Exercise input:
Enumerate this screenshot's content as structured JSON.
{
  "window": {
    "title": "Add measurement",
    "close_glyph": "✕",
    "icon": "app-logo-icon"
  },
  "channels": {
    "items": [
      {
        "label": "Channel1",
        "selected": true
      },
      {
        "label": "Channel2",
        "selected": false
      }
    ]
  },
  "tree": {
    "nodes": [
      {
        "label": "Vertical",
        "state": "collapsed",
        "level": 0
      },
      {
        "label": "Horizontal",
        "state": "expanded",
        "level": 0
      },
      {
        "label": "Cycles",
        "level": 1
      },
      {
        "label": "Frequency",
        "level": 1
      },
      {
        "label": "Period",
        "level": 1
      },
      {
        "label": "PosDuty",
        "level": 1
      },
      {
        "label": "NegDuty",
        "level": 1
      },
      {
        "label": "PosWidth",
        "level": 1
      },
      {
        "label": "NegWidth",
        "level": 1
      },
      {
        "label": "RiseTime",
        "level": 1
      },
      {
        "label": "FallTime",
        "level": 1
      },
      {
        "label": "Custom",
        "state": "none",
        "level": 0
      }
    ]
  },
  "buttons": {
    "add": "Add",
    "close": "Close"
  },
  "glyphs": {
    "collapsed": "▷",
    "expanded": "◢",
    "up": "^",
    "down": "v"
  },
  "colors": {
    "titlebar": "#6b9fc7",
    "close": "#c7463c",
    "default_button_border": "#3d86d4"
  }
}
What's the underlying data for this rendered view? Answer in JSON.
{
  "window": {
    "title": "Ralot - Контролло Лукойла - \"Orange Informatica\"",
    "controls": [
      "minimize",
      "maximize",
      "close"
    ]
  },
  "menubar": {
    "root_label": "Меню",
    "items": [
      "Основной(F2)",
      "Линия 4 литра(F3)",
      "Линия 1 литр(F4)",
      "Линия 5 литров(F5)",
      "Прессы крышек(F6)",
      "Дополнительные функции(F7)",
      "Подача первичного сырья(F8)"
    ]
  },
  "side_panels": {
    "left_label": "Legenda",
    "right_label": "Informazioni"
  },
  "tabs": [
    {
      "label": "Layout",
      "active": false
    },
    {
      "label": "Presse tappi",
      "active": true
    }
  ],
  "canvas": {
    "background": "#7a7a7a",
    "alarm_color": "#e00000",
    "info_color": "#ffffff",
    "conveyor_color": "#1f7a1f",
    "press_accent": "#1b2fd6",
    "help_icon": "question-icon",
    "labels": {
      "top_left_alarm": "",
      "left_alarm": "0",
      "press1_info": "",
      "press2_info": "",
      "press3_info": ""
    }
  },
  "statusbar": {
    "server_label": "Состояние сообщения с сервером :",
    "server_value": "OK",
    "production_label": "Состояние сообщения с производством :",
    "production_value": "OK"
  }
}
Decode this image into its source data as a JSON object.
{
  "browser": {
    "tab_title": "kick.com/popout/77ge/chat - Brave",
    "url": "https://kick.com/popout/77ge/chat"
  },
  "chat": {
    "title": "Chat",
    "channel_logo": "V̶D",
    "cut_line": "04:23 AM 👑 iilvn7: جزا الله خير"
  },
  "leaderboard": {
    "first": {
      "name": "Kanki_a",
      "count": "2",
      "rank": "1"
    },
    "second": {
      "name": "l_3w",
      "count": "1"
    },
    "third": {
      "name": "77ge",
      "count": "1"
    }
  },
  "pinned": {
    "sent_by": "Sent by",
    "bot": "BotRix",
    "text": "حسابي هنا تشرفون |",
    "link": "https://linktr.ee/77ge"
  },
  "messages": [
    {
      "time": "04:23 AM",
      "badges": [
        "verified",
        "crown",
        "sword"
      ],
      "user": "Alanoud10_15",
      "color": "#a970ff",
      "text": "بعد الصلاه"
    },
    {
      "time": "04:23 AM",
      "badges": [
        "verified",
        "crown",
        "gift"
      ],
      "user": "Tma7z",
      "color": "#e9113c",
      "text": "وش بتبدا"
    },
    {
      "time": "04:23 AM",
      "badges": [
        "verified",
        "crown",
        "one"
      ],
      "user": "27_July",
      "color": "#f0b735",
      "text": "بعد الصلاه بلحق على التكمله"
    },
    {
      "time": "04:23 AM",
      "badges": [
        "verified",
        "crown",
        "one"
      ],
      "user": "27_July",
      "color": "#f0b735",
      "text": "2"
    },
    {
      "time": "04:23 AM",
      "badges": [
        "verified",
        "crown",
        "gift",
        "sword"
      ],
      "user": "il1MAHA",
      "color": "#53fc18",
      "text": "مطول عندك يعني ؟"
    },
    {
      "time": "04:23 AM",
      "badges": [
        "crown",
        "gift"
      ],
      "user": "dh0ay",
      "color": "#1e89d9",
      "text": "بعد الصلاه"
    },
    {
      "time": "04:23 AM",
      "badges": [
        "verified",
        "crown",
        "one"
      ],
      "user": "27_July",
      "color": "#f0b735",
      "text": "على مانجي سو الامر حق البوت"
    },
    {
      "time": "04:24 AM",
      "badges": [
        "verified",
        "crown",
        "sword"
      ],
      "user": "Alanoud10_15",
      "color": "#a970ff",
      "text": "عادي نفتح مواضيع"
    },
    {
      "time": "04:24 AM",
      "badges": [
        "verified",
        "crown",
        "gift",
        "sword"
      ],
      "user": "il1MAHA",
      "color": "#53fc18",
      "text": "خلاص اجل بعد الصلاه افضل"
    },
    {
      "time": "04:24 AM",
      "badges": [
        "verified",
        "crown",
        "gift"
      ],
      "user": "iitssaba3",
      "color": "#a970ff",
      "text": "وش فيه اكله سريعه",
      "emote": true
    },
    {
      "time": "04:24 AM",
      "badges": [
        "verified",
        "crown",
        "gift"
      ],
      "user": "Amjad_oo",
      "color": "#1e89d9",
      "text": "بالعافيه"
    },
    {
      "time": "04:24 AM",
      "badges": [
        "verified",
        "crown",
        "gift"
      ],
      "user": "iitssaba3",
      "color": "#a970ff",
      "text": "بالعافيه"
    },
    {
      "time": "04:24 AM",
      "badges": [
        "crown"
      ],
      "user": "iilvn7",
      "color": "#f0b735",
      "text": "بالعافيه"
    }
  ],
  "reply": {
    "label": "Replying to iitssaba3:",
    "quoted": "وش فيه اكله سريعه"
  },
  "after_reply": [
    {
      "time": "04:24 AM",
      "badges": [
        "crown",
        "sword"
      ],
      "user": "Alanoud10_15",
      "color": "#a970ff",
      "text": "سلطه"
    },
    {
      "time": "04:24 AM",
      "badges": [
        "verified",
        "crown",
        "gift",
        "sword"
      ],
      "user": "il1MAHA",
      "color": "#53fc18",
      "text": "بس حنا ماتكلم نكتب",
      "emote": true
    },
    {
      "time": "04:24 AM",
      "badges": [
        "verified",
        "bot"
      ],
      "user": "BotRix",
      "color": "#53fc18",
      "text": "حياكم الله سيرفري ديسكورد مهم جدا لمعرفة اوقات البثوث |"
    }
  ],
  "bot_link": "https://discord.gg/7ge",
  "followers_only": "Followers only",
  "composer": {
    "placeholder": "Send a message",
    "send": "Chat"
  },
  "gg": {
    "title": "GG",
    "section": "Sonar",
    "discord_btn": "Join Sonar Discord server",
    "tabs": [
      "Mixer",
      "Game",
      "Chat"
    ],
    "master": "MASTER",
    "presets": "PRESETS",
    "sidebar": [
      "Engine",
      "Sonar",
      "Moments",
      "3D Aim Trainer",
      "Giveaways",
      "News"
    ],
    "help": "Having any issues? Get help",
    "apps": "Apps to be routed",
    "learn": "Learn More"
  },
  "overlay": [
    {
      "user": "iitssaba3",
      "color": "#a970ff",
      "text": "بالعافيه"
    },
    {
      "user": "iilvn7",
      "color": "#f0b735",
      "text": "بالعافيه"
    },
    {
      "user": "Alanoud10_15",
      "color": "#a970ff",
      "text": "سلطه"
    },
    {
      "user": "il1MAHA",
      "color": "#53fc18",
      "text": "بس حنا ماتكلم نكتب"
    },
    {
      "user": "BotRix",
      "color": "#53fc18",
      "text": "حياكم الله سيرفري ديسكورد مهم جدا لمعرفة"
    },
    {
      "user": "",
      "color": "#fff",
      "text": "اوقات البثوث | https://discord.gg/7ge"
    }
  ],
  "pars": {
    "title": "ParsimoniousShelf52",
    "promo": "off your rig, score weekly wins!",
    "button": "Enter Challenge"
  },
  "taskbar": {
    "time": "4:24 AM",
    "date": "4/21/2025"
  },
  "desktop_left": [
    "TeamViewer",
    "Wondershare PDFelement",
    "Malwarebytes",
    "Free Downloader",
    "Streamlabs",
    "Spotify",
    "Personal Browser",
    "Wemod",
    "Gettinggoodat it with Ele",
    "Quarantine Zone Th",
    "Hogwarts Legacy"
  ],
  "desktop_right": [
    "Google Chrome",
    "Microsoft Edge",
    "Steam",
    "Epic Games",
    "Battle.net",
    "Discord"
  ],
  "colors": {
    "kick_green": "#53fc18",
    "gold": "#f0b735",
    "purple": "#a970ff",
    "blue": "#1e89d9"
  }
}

What you need to do:
Look through the records and gather each line with the word "اكله".

Solution:
      "text": "وش فيه اكله سريعه",
    "quoted": "وش فيه اكله سريعه"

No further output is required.